• What is being asked: Find all the lines with "оргтехники" and gather them.

Extracted records
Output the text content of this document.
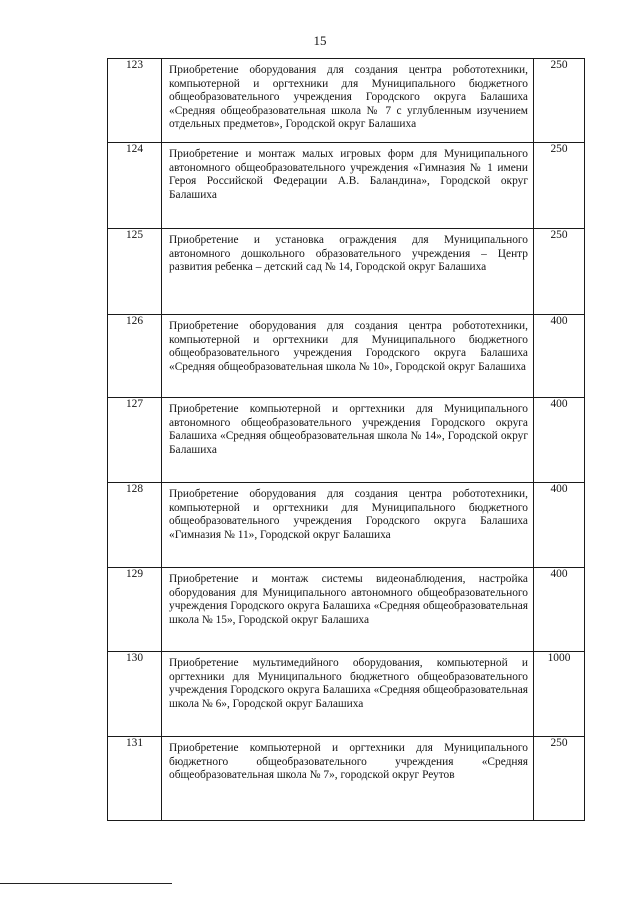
15
123	Приобретение оборудования для создания центра робототехники, компьютерной и оргтехники для Муниципального бюджетного общеобразовательного учреждения Городского округа Балашиха «Средняя общеобразовательная школа № 7 с углубленным изучением отдельных предметов», Городской округ Балашиха	250
124	Приобретение и монтаж малых игровых форм для Муниципального автономного общеобразовательного учреждения «Гимназия № 1 имени Героя Российской Федерации А.В. Баландина», Городской округ Балашиха	250
125	Приобретение и установка ограждения для Муниципального автономного дошкольного образовательного учреждения – Центр развития ребенка – детский сад № 14, Городской округ Балашиха	250
126	Приобретение оборудования для создания центра робототехники, компьютерной и оргтехники для Муниципального бюджетного общеобразовательного учреждения Городского округа Балашиха «Средняя общеобразовательная школа № 10», Городской округ Балашиха	400
127	Приобретение компьютерной и оргтехники для Муниципального автономного общеобразовательного учреждения Городского округа Балашиха «Средняя общеобразовательная школа № 14», Городской округ Балашиха	400
128	Приобретение оборудования для создания центра робототехники, компьютерной и оргтехники для Муниципального бюджетного общеобразовательного учреждения Городского округа Балашиха «Гимназия № 11», Городской округ Балашиха	400
129	Приобретение и монтаж системы видеонаблюдения, настройка оборудования для Муниципального автономного общеобразовательного учреждения Городского округа Балашиха «Средняя общеобразовательная школа № 15», Городской округ Балашиха	400
130	Приобретение мультимедийного оборудования, компьютерной и оргтехники для Муниципального бюджетного общеобразовательного учреждения Городского округа Балашиха «Средняя общеобразовательная школа № 6», Городской округ Балашиха	1000
131	Приобретение компьютерной и оргтехники для Муниципального бюджетного общеобразовательного учреждения «Средняя общеобразовательная школа № 7», городской округ Реутов	250
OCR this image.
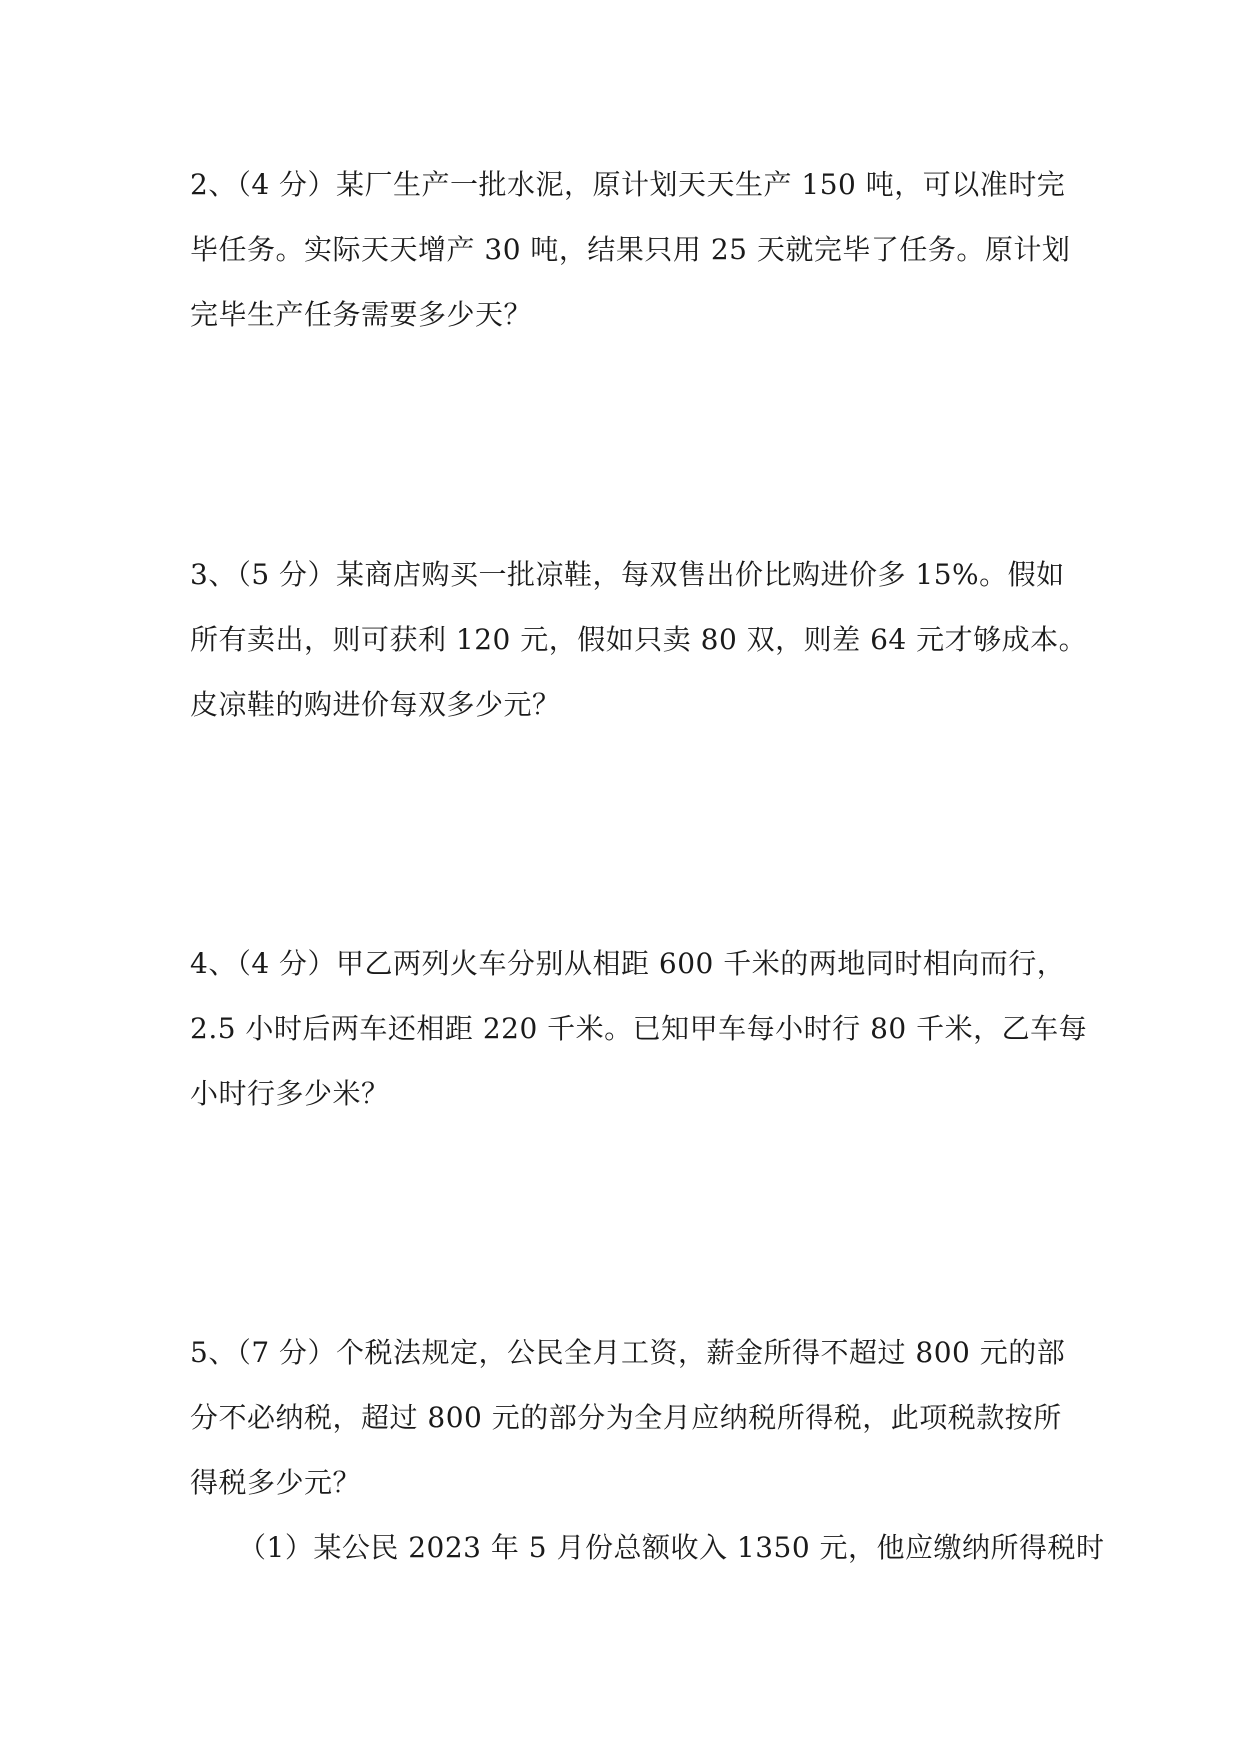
2、（4 分）某厂生产一批水泥，原计划天天生产 150 吨，可以准时完
毕任务。实际天天增产 30 吨，结果只用 25 天就完毕了任务。原计划
完毕生产任务需要多少天？
3、（5 分）某商店购买一批凉鞋，每双售出价比购进价多 15%。假如
所有卖出，则可获利 120 元，假如只卖 80 双，则差 64 元才够成本。
皮凉鞋的购进价每双多少元？
4、（4 分）甲乙两列火车分别从相距 600 千米的两地同时相向而行，
2.5 小时后两车还相距 220 千米。已知甲车每小时行 80 千米，乙车每
小时行多少米？
5、（7 分）个税法规定，公民全月工资，薪金所得不超过 800 元的部
分不必纳税，超过 800 元的部分为全月应纳税所得税，此项税款按所
得税多少元？
（1）某公民 2023 年 5 月份总额收入 1350 元，他应缴纳所得税时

• Task answer:
123	Приобретение оборудования для создания центра робототехники, компьютерной и оргтехники для Муниципального бюджетного общеобразовательного учреждения Городского округа Балашиха «Средняя общеобразовательная школа № 7 с углубленным изучением отдельных предметов», Городской округ Балашиха	250
126	Приобретение оборудования для создания центра робототехники, компьютерной и оргтехники для Муниципального бюджетного общеобразовательного учреждения Городского округа Балашиха «Средняя общеобразовательная школа № 10», Городской округ Балашиха	400
127	Приобретение компьютерной и оргтехники для Муниципального автономного общеобразовательного учреждения Городского округа Балашиха «Средняя общеобразовательная школа № 14», Городской округ Балашиха	400
128	Приобретение оборудования для создания центра робототехники, компьютерной и оргтехники для Муниципального бюджетного общеобразовательного учреждения Городского округа Балашиха «Гимназия № 11», Городской округ Балашиха	400
130	Приобретение мультимедийного оборудования, компьютерной и оргтехники для Муниципального бюджетного общеобразовательного учреждения Городского округа Балашиха «Средняя общеобразовательная школа № 6», Городской округ Балашиха	1000
131	Приобретение компьютерной и оргтехники для Муниципального бюджетного общеобразовательного учреждения «Средняя общеобразовательная школа № 7», городской округ Реутов	250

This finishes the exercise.